■ **CHALLENGE**
Output exactly the lines between the line that contains "Extract the structured" and the last line of the material, counting both.

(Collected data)

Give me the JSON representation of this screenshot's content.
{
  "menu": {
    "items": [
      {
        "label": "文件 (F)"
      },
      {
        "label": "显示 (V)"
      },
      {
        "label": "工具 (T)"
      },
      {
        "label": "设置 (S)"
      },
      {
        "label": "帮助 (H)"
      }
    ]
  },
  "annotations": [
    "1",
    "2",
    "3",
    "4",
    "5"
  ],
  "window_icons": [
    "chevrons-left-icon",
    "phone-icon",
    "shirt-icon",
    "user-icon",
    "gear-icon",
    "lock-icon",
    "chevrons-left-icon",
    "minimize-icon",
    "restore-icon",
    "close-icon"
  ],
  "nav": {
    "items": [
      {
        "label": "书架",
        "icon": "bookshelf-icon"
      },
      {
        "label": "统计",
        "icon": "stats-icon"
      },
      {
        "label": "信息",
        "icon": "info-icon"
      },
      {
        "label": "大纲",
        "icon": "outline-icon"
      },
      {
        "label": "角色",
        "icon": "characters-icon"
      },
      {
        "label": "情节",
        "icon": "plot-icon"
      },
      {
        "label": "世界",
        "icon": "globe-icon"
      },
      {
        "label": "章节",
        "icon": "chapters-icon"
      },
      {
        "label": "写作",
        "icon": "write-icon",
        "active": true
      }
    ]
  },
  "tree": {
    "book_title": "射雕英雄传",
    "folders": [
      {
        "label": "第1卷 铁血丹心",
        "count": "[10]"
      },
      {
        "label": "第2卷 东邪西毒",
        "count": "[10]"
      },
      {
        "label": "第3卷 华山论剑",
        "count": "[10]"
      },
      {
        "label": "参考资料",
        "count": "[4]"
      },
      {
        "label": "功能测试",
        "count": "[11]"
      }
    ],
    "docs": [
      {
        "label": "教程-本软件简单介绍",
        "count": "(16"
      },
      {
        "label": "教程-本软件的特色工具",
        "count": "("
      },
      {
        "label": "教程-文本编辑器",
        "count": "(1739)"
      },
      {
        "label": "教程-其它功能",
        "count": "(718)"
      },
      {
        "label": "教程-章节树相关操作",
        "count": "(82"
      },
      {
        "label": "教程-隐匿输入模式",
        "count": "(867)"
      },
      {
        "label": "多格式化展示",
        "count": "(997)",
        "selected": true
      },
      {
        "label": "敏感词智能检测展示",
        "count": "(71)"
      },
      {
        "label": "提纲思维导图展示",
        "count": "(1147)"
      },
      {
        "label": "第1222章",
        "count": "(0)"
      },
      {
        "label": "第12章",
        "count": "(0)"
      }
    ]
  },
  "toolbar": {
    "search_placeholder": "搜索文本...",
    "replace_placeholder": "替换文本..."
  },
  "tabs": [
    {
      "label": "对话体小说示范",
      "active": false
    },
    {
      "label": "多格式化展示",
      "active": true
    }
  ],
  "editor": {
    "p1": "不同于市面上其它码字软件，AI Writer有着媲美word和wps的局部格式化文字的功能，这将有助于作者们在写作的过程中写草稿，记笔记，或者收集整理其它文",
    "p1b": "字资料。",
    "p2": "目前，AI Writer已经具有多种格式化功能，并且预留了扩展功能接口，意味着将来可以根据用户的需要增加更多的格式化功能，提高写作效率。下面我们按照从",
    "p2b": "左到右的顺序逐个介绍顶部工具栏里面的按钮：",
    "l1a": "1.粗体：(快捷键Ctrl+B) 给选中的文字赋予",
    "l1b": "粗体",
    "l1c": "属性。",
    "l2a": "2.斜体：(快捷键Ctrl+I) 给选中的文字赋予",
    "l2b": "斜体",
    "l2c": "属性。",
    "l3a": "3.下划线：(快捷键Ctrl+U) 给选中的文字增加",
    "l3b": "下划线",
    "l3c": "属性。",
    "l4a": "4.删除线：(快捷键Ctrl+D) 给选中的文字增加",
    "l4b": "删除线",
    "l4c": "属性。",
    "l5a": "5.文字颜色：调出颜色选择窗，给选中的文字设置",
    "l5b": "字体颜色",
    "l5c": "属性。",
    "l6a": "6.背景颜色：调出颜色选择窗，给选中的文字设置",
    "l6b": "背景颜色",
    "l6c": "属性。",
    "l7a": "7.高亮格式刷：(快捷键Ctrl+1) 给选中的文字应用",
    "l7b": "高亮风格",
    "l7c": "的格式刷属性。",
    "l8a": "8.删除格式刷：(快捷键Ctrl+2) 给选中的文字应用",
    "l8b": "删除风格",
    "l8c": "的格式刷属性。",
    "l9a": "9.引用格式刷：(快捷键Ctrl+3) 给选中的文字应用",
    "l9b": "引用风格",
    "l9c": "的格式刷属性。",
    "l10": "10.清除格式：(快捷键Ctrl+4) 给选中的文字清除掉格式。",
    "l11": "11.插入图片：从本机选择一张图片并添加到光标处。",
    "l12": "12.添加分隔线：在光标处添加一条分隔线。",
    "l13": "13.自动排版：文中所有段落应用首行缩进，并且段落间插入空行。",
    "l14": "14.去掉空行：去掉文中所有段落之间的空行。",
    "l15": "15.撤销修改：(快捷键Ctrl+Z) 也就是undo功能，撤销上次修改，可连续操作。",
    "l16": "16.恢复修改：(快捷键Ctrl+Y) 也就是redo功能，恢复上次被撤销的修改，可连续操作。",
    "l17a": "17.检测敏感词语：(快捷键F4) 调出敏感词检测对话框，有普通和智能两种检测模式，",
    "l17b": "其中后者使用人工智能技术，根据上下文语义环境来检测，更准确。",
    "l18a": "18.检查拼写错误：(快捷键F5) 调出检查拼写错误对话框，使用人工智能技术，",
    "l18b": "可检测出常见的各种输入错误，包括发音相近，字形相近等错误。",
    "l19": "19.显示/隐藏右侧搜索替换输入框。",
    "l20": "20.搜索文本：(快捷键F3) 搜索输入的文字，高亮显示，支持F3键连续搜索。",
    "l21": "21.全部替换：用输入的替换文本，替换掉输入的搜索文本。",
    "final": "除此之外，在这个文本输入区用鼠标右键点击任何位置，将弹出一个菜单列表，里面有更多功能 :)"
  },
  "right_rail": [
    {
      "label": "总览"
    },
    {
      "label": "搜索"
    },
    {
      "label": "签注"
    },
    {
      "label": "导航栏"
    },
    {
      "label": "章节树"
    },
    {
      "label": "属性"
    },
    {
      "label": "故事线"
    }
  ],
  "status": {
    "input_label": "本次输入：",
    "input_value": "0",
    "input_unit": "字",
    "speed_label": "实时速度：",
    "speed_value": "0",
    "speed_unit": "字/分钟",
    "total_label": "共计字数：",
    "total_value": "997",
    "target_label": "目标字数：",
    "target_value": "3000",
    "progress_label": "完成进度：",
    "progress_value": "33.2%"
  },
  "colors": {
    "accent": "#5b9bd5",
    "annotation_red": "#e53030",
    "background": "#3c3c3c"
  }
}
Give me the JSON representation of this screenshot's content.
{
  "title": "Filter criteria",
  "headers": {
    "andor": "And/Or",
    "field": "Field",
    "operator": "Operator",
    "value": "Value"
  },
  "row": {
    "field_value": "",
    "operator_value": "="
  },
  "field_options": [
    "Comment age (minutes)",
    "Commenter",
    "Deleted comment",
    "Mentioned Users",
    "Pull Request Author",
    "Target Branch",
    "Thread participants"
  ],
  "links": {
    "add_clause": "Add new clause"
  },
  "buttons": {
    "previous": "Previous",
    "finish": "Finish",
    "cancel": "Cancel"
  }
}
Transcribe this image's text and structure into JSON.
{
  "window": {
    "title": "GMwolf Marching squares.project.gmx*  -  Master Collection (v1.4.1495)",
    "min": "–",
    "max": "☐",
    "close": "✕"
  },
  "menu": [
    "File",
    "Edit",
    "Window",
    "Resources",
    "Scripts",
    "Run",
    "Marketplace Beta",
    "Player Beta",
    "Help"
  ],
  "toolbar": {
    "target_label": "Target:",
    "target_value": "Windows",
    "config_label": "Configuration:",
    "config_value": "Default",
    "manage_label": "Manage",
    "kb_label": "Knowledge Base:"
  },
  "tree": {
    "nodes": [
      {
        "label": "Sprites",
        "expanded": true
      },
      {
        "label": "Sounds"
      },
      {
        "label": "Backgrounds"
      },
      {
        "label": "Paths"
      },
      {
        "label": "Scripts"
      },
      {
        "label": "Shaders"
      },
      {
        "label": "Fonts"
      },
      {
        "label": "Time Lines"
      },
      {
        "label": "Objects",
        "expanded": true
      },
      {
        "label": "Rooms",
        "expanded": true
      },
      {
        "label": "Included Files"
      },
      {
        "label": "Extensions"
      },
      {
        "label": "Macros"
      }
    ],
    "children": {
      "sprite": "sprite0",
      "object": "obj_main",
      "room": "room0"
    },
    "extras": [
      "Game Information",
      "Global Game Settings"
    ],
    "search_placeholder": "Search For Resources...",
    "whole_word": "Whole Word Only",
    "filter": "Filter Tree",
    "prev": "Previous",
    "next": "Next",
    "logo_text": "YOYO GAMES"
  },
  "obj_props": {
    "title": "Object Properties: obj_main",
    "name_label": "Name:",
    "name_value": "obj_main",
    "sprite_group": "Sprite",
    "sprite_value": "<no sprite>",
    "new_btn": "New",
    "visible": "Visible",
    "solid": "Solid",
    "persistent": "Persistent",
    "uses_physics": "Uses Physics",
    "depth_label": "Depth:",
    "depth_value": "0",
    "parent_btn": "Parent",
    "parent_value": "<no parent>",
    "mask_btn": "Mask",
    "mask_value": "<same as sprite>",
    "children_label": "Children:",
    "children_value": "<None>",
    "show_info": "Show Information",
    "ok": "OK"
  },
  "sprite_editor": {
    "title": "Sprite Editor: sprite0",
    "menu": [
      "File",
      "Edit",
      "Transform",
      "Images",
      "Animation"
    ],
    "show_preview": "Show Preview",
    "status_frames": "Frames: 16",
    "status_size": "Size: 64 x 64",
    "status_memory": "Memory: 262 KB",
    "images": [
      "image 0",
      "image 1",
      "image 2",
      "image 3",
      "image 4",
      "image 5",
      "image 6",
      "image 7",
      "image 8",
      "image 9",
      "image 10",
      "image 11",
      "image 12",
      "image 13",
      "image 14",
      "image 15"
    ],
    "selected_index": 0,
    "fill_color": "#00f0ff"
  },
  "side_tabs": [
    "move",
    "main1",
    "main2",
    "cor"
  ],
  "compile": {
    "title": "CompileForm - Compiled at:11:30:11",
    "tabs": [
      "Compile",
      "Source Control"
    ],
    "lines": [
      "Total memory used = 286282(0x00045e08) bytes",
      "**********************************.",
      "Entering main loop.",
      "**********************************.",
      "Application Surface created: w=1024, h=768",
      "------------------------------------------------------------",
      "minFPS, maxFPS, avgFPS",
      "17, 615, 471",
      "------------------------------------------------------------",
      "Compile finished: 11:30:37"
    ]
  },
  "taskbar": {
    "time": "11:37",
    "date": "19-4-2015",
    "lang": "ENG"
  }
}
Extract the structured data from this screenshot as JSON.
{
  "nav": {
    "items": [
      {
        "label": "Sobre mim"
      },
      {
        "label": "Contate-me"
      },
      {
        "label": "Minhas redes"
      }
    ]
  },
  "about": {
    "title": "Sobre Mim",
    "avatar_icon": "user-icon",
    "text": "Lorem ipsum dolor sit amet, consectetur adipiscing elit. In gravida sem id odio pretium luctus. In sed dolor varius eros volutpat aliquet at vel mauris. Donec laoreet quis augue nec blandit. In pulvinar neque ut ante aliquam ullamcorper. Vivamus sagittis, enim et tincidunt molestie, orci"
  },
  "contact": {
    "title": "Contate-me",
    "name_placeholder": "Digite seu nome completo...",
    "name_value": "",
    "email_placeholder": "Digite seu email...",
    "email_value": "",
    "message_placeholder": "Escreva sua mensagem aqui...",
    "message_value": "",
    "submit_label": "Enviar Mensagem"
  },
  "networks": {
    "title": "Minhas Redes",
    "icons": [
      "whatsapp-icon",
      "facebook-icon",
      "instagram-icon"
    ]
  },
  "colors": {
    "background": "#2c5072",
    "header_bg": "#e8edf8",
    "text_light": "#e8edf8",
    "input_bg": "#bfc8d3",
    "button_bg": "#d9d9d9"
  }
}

■ **RESPONSE**
Extract the structured data from this screenshot as JSON.
{
  "nav": {
    "items": [
      {
        "label": "Sobre mim"
      },
      {
        "label": "Contate-me"
      },
      {
        "label": "Minhas redes"
      }
    ]
  },
  "about": {
    "title": "Sobre Mim",
    "avatar_icon": "user-icon",
    "text": "Lorem ipsum dolor sit amet, consectetur adipiscing elit. In gravida sem id odio pretium luctus. In sed dolor varius eros volutpat aliquet at vel mauris. Donec laoreet quis augue nec blandit. In pulvinar neque ut ante aliquam ullamcorper. Vivamus sagittis, enim et tincidunt molestie, orci"
  },
  "contact": {
    "title": "Contate-me",
    "name_placeholder": "Digite seu nome completo...",
    "name_value": "",
    "email_placeholder": "Digite seu email...",
    "email_value": "",
    "message_placeholder": "Escreva sua mensagem aqui...",
    "message_value": "",
    "submit_label": "Enviar Mensagem"
  },
  "networks": {
    "title": "Minhas Redes",
    "icons": [
      "whatsapp-icon",
      "facebook-icon",
      "instagram-icon"
    ]
  },
  "colors": {
    "background": "#2c5072",
    "header_bg": "#e8edf8",
    "text_light": "#e8edf8",
    "input_bg": "#bfc8d3",
    "button_bg": "#d9d9d9"
  }
}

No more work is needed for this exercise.